## Data shown
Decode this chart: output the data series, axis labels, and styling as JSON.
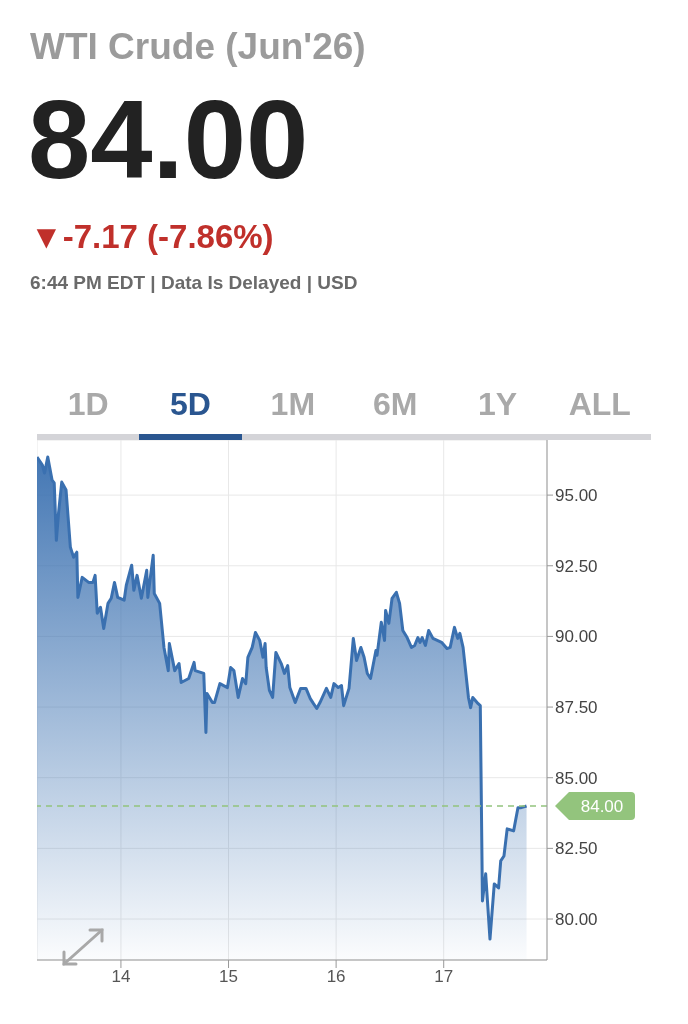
{
  "chart_data": {
    "type": "area",
    "title": "WTI Crude (Jun'26)",
    "subtitle": "84.00",
    "annotations": [
      "▼-7.17 (-7.86%)",
      "6:44 PM EDT | Data Is Delayed | USD",
      "1D",
      "5D",
      "1M",
      "6M",
      "1Y",
      "ALL"
    ],
    "x": [
      13.22,
      13.27,
      13.29,
      13.32,
      13.36,
      13.38,
      13.4,
      13.42,
      13.45,
      13.49,
      13.53,
      13.56,
      13.59,
      13.6,
      13.64,
      13.7,
      13.74,
      13.76,
      13.78,
      13.81,
      13.84,
      13.88,
      13.91,
      13.94,
      13.97,
      14.03,
      14.05,
      14.1,
      14.12,
      14.15,
      14.19,
      14.24,
      14.25,
      14.3,
      14.31,
      14.36,
      14.4,
      14.44,
      14.45,
      14.5,
      14.54,
      14.56,
      14.63,
      14.68,
      14.69,
      14.77,
      14.79,
      14.8,
      14.85,
      14.87,
      14.92,
      14.99,
      15.02,
      15.05,
      15.09,
      15.13,
      15.16,
      15.18,
      15.22,
      15.25,
      15.29,
      15.32,
      15.34,
      15.35,
      15.38,
      15.41,
      15.44,
      15.49,
      15.52,
      15.55,
      15.57,
      15.62,
      15.67,
      15.72,
      15.76,
      15.79,
      15.82,
      15.85,
      15.91,
      15.95,
      15.98,
      16.02,
      16.05,
      16.07,
      16.12,
      16.16,
      16.19,
      16.23,
      16.26,
      16.29,
      16.32,
      16.37,
      16.38,
      16.42,
      16.45,
      16.46,
      16.49,
      16.52,
      16.56,
      16.59,
      16.62,
      16.66,
      16.7,
      16.73,
      16.76,
      16.78,
      16.8,
      16.83,
      16.86,
      16.9,
      16.98,
      17.03,
      17.06,
      17.1,
      17.13,
      17.15,
      17.18,
      17.23,
      17.25,
      17.27,
      17.32,
      17.34,
      17.36,
      17.39,
      17.43,
      17.47,
      17.51,
      17.53,
      17.56,
      17.59,
      17.65,
      17.69,
      17.72,
      17.77
    ],
    "series": [
      {
        "color": "#3a70b0",
        "values": [
          96.35,
          96.06,
          95.78,
          96.35,
          95.53,
          95.43,
          93.4,
          94.36,
          95.46,
          95.18,
          93.16,
          92.8,
          92.98,
          91.38,
          92.09,
          91.91,
          91.91,
          92.16,
          90.82,
          91.03,
          90.28,
          91.17,
          91.35,
          91.91,
          91.38,
          91.28,
          91.81,
          92.52,
          91.63,
          92.16,
          91.35,
          92.34,
          91.38,
          92.87,
          91.52,
          91.17,
          89.61,
          88.79,
          89.75,
          88.79,
          89.04,
          88.37,
          88.51,
          89.08,
          88.79,
          88.69,
          86.6,
          87.98,
          87.66,
          87.66,
          88.33,
          88.19,
          88.9,
          88.79,
          87.84,
          88.51,
          88.33,
          89.26,
          89.61,
          90.14,
          89.86,
          89.26,
          89.75,
          88.9,
          88.09,
          87.84,
          89.43,
          89.04,
          88.69,
          88.97,
          88.19,
          87.66,
          88.16,
          88.16,
          87.8,
          87.62,
          87.45,
          87.66,
          88.16,
          87.84,
          88.33,
          88.19,
          88.26,
          87.55,
          88.16,
          89.93,
          89.15,
          89.61,
          89.26,
          88.69,
          88.51,
          89.5,
          89.33,
          90.5,
          89.86,
          90.92,
          90.46,
          91.35,
          91.56,
          91.17,
          90.21,
          89.96,
          89.61,
          89.68,
          89.96,
          89.79,
          89.96,
          89.68,
          90.21,
          89.93,
          89.79,
          89.57,
          89.61,
          90.32,
          89.93,
          90.11,
          89.61,
          87.84,
          87.48,
          87.84,
          87.62,
          87.55,
          80.64,
          81.6,
          79.29,
          81.24,
          81.1,
          82.06,
          82.23,
          83.19,
          83.12,
          83.94,
          83.94,
          84.0
        ]
      }
    ],
    "xlim": [
      13.22,
      17.96
    ],
    "xticks": [
      14,
      15,
      16,
      17
    ],
    "ylim": [
      78.55,
      96.95
    ],
    "yticks": [
      {
        "value": 80,
        "label": "80.00"
      },
      {
        "value": 82.5,
        "label": "82.50"
      },
      {
        "value": 85,
        "label": "85.00"
      },
      {
        "value": 87.5,
        "label": "87.50"
      },
      {
        "value": 90,
        "label": "90.00"
      },
      {
        "value": 92.5,
        "label": "92.50"
      },
      {
        "value": 95,
        "label": "95.00"
      }
    ],
    "grid": true,
    "ref_lines": [
      {
        "axis": "y",
        "value": 84,
        "label": "84.00",
        "color": "#93c47d",
        "line_style": "dashed"
      }
    ]
  }
}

## Task instructions
Copy the records exactly as they appear, excluding images.

## Answer in full
Decode this chart: output the data series, axis labels, and styling as JSON.
{
  "chart_data": {
    "type": "area",
    "title": "WTI Crude (Jun'26)",
    "subtitle": "84.00",
    "annotations": [
      "▼-7.17 (-7.86%)",
      "6:44 PM EDT | Data Is Delayed | USD",
      "1D",
      "5D",
      "1M",
      "6M",
      "1Y",
      "ALL"
    ],
    "x": [
      13.22,
      13.27,
      13.29,
      13.32,
      13.36,
      13.38,
      13.4,
      13.42,
      13.45,
      13.49,
      13.53,
      13.56,
      13.59,
      13.6,
      13.64,
      13.7,
      13.74,
      13.76,
      13.78,
      13.81,
      13.84,
      13.88,
      13.91,
      13.94,
      13.97,
      14.03,
      14.05,
      14.1,
      14.12,
      14.15,
      14.19,
      14.24,
      14.25,
      14.3,
      14.31,
      14.36,
      14.4,
      14.44,
      14.45,
      14.5,
      14.54,
      14.56,
      14.63,
      14.68,
      14.69,
      14.77,
      14.79,
      14.8,
      14.85,
      14.87,
      14.92,
      14.99,
      15.02,
      15.05,
      15.09,
      15.13,
      15.16,
      15.18,
      15.22,
      15.25,
      15.29,
      15.32,
      15.34,
      15.35,
      15.38,
      15.41,
      15.44,
      15.49,
      15.52,
      15.55,
      15.57,
      15.62,
      15.67,
      15.72,
      15.76,
      15.79,
      15.82,
      15.85,
      15.91,
      15.95,
      15.98,
      16.02,
      16.05,
      16.07,
      16.12,
      16.16,
      16.19,
      16.23,
      16.26,
      16.29,
      16.32,
      16.37,
      16.38,
      16.42,
      16.45,
      16.46,
      16.49,
      16.52,
      16.56,
      16.59,
      16.62,
      16.66,
      16.7,
      16.73,
      16.76,
      16.78,
      16.8,
      16.83,
      16.86,
      16.9,
      16.98,
      17.03,
      17.06,
      17.1,
      17.13,
      17.15,
      17.18,
      17.23,
      17.25,
      17.27,
      17.32,
      17.34,
      17.36,
      17.39,
      17.43,
      17.47,
      17.51,
      17.53,
      17.56,
      17.59,
      17.65,
      17.69,
      17.72,
      17.77
    ],
    "series": [
      {
        "color": "#3a70b0",
        "values": [
          96.35,
          96.06,
          95.78,
          96.35,
          95.53,
          95.43,
          93.4,
          94.36,
          95.46,
          95.18,
          93.16,
          92.8,
          92.98,
          91.38,
          92.09,
          91.91,
          91.91,
          92.16,
          90.82,
          91.03,
          90.28,
          91.17,
          91.35,
          91.91,
          91.38,
          91.28,
          91.81,
          92.52,
          91.63,
          92.16,
          91.35,
          92.34,
          91.38,
          92.87,
          91.52,
          91.17,
          89.61,
          88.79,
          89.75,
          88.79,
          89.04,
          88.37,
          88.51,
          89.08,
          88.79,
          88.69,
          86.6,
          87.98,
          87.66,
          87.66,
          88.33,
          88.19,
          88.9,
          88.79,
          87.84,
          88.51,
          88.33,
          89.26,
          89.61,
          90.14,
          89.86,
          89.26,
          89.75,
          88.9,
          88.09,
          87.84,
          89.43,
          89.04,
          88.69,
          88.97,
          88.19,
          87.66,
          88.16,
          88.16,
          87.8,
          87.62,
          87.45,
          87.66,
          88.16,
          87.84,
          88.33,
          88.19,
          88.26,
          87.55,
          88.16,
          89.93,
          89.15,
          89.61,
          89.26,
          88.69,
          88.51,
          89.5,
          89.33,
          90.5,
          89.86,
          90.92,
          90.46,
          91.35,
          91.56,
          91.17,
          90.21,
          89.96,
          89.61,
          89.68,
          89.96,
          89.79,
          89.96,
          89.68,
          90.21,
          89.93,
          89.79,
          89.57,
          89.61,
          90.32,
          89.93,
          90.11,
          89.61,
          87.84,
          87.48,
          87.84,
          87.62,
          87.55,
          80.64,
          81.6,
          79.29,
          81.24,
          81.1,
          82.06,
          82.23,
          83.19,
          83.12,
          83.94,
          83.94,
          84.0
        ]
      }
    ],
    "xlim": [
      13.22,
      17.96
    ],
    "xticks": [
      14,
      15,
      16,
      17
    ],
    "ylim": [
      78.55,
      96.95
    ],
    "yticks": [
      {
        "value": 80,
        "label": "80.00"
      },
      {
        "value": 82.5,
        "label": "82.50"
      },
      {
        "value": 85,
        "label": "85.00"
      },
      {
        "value": 87.5,
        "label": "87.50"
      },
      {
        "value": 90,
        "label": "90.00"
      },
      {
        "value": 92.5,
        "label": "92.50"
      },
      {
        "value": 95,
        "label": "95.00"
      }
    ],
    "grid": true,
    "ref_lines": [
      {
        "axis": "y",
        "value": 84,
        "label": "84.00",
        "color": "#93c47d",
        "line_style": "dashed"
      }
    ]
  }
}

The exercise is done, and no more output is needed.